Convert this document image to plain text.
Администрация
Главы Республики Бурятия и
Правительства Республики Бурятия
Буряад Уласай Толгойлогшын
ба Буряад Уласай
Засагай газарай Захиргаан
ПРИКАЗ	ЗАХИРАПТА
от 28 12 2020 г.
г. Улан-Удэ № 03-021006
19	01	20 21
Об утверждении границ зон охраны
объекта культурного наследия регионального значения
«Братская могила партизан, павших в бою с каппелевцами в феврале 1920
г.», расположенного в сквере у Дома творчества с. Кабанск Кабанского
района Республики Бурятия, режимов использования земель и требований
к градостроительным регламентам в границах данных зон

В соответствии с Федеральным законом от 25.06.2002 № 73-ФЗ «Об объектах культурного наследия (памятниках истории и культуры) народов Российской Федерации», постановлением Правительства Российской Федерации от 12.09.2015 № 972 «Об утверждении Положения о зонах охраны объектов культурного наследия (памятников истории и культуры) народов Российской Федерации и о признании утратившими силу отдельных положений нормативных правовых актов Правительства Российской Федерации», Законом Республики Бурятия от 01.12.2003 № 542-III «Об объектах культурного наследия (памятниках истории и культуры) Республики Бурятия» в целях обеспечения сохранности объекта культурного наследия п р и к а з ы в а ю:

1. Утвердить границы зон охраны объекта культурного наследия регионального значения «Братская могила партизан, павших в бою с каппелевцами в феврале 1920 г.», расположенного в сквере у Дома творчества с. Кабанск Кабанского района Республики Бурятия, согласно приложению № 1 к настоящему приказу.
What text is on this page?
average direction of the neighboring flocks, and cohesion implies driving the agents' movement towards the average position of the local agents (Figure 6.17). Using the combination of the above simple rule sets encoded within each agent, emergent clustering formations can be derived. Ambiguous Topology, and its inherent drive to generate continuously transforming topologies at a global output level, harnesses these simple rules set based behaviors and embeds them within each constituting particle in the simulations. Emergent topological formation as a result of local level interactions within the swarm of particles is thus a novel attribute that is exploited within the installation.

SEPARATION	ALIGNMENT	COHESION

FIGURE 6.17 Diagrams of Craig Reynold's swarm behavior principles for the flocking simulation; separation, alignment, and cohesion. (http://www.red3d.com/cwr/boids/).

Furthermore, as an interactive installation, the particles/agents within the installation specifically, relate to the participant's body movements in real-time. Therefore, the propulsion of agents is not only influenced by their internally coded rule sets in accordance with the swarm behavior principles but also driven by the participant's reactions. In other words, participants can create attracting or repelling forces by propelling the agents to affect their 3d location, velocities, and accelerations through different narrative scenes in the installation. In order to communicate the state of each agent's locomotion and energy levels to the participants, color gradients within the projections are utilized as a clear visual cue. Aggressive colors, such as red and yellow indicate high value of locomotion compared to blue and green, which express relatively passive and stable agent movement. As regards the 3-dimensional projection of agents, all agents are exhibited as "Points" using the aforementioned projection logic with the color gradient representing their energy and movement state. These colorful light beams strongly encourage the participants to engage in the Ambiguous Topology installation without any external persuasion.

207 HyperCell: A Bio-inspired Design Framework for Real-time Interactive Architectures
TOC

■ **The request**
Reproduce the records in full, exactly as written.

■ **Worked answer**
Convert this document image to plain text.
Администрация
Главы Республики Бурятия и
Правительства Республики Бурятия
Буряад Уласай Толгойлогшын
ба Буряад Уласай
Засагай газарай Захиргаан
ПРИКАЗ	ЗАХИРАПТА
от 28 12 2020 г.
г. Улан-Удэ № 03-021006
19	01	20 21
Об утверждении границ зон охраны
объекта культурного наследия регионального значения
«Братская могила партизан, павших в бою с каппелевцами в феврале 1920
г.», расположенного в сквере у Дома творчества с. Кабанск Кабанского
района Республики Бурятия, режимов использования земель и требований
к градостроительным регламентам в границах данных зон

В соответствии с Федеральным законом от 25.06.2002 № 73-ФЗ «Об объектах культурного наследия (памятниках истории и культуры) народов Российской Федерации», постановлением Правительства Российской Федерации от 12.09.2015 № 972 «Об утверждении Положения о зонах охраны объектов культурного наследия (памятников истории и культуры) народов Российской Федерации и о признании утратившими силу отдельных положений нормативных правовых актов Правительства Российской Федерации», Законом Республики Бурятия от 01.12.2003 № 542-III «Об объектах культурного наследия (памятниках истории и культуры) Республики Бурятия» в целях обеспечения сохранности объекта культурного наследия п р и к а з ы в а ю:

1. Утвердить границы зон охраны объекта культурного наследия регионального значения «Братская могила партизан, павших в бою с каппелевцами в феврале 1920 г.», расположенного в сквере у Дома творчества с. Кабанск Кабанского района Республики Бурятия, согласно приложению № 1 к настоящему приказу.
What text is on this page?
average direction of the neighboring flocks, and cohesion implies driving the agents' movement towards the average position of the local agents (Figure 6.17). Using the combination of the above simple rule sets encoded within each agent, emergent clustering formations can be derived. Ambiguous Topology, and its inherent drive to generate continuously transforming topologies at a global output level, harnesses these simple rules set based behaviors and embeds them within each constituting particle in the simulations. Emergent topological formation as a result of local level interactions within the swarm of particles is thus a novel attribute that is exploited within the installation.

SEPARATION	ALIGNMENT	COHESION

FIGURE 6.17 Diagrams of Craig Reynold's swarm behavior principles for the flocking simulation; separation, alignment, and cohesion. (http://www.red3d.com/cwr/boids/).

Furthermore, as an interactive installation, the particles/agents within the installation specifically, relate to the participant's body movements in real-time. Therefore, the propulsion of agents is not only influenced by their internally coded rule sets in accordance with the swarm behavior principles but also driven by the participant's reactions. In other words, participants can create attracting or repelling forces by propelling the agents to affect their 3d location, velocities, and accelerations through different narrative scenes in the installation. In order to communicate the state of each agent's locomotion and energy levels to the participants, color gradients within the projections are utilized as a clear visual cue. Aggressive colors, such as red and yellow indicate high value of locomotion compared to blue and green, which express relatively passive and stable agent movement. As regards the 3-dimensional projection of agents, all agents are exhibited as "Points" using the aforementioned projection logic with the color gradient representing their energy and movement state. These colorful light beams strongly encourage the participants to engage in the Ambiguous Topology installation without any external persuasion.

207 HyperCell: A Bio-inspired Design Framework for Real-time Interactive Architectures
TOC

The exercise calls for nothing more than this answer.